**What you should do**
Determine which lines contain the word "performance", then copy those lines.

**Supplied information**
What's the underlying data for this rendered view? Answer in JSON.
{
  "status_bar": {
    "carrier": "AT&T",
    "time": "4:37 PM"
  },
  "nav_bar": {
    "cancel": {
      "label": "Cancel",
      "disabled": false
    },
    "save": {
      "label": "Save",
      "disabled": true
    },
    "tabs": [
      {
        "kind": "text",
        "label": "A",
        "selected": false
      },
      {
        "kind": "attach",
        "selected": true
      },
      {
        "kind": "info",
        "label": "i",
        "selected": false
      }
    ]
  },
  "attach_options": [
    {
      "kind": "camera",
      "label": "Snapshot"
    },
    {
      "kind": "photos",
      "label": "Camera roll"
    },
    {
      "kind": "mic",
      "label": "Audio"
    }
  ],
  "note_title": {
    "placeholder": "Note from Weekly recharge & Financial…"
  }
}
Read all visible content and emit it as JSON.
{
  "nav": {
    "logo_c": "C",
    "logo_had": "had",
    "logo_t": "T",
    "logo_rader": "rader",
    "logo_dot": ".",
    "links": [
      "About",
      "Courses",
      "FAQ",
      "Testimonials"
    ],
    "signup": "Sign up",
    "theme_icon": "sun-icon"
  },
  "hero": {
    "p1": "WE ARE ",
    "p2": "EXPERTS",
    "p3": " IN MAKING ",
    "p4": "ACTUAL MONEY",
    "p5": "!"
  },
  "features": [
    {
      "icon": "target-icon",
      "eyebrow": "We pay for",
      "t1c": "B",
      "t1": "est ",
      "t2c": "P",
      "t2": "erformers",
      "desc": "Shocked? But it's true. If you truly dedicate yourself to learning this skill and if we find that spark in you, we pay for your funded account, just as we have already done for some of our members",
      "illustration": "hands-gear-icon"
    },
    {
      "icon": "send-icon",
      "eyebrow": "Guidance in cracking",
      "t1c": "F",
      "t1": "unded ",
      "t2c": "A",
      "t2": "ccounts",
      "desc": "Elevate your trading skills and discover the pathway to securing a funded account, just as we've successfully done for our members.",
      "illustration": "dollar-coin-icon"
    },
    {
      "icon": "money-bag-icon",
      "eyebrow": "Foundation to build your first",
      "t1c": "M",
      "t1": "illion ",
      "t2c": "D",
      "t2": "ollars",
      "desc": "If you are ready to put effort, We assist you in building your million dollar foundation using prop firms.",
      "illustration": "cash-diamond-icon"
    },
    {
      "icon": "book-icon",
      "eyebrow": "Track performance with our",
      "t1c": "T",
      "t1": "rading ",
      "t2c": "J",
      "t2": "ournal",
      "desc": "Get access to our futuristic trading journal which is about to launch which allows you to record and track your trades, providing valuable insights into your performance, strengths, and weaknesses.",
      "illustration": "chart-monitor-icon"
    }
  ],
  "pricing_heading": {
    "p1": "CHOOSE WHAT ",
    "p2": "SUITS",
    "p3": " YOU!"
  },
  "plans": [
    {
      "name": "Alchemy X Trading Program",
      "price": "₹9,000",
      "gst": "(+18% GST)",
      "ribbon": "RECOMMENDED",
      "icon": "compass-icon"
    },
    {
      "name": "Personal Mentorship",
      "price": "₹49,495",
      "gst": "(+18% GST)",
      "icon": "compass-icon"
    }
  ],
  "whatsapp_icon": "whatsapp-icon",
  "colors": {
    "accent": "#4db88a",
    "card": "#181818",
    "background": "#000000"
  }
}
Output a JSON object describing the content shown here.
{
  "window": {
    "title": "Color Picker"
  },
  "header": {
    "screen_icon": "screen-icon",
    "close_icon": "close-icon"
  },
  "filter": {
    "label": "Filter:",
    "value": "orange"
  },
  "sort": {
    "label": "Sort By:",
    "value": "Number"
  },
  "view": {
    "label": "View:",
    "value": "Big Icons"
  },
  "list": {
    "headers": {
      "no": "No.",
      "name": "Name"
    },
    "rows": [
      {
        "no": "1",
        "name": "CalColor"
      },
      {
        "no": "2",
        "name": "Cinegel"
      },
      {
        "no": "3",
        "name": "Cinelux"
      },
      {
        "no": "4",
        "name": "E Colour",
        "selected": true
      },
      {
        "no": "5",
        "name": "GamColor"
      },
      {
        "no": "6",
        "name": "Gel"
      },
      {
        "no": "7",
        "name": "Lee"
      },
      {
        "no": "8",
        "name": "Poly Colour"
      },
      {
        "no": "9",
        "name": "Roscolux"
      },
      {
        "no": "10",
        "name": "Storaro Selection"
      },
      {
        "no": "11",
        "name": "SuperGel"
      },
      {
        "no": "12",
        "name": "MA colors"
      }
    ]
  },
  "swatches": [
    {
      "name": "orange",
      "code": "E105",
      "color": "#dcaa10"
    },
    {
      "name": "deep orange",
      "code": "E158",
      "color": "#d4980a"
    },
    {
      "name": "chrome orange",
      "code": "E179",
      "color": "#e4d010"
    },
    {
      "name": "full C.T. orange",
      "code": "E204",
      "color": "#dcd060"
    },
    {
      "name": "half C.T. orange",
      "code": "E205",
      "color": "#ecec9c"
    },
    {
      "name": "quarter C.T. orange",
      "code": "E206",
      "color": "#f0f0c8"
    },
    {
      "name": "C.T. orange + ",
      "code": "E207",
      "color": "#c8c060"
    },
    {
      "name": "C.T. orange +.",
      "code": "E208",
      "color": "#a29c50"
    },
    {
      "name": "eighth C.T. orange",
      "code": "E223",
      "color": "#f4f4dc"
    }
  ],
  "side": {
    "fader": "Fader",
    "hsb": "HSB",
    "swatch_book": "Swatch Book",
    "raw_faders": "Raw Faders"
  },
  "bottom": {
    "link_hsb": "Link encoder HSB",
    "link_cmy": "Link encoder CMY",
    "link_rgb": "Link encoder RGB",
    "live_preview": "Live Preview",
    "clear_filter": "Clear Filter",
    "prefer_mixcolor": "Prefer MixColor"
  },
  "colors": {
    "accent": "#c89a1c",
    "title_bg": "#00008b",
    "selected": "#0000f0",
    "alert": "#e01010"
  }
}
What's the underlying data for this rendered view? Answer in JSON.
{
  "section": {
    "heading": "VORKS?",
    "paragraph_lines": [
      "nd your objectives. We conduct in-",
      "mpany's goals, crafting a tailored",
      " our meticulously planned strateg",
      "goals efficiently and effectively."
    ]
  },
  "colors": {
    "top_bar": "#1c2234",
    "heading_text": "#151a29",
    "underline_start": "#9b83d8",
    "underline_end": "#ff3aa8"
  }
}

**Output for this exercise**
      "eyebrow": "Track performance with our",
      "desc": "Get access to our futuristic trading journal which is about to launch which allows you to record and track your trades, providing valuable insights into your performance, strengths, and weaknesses.",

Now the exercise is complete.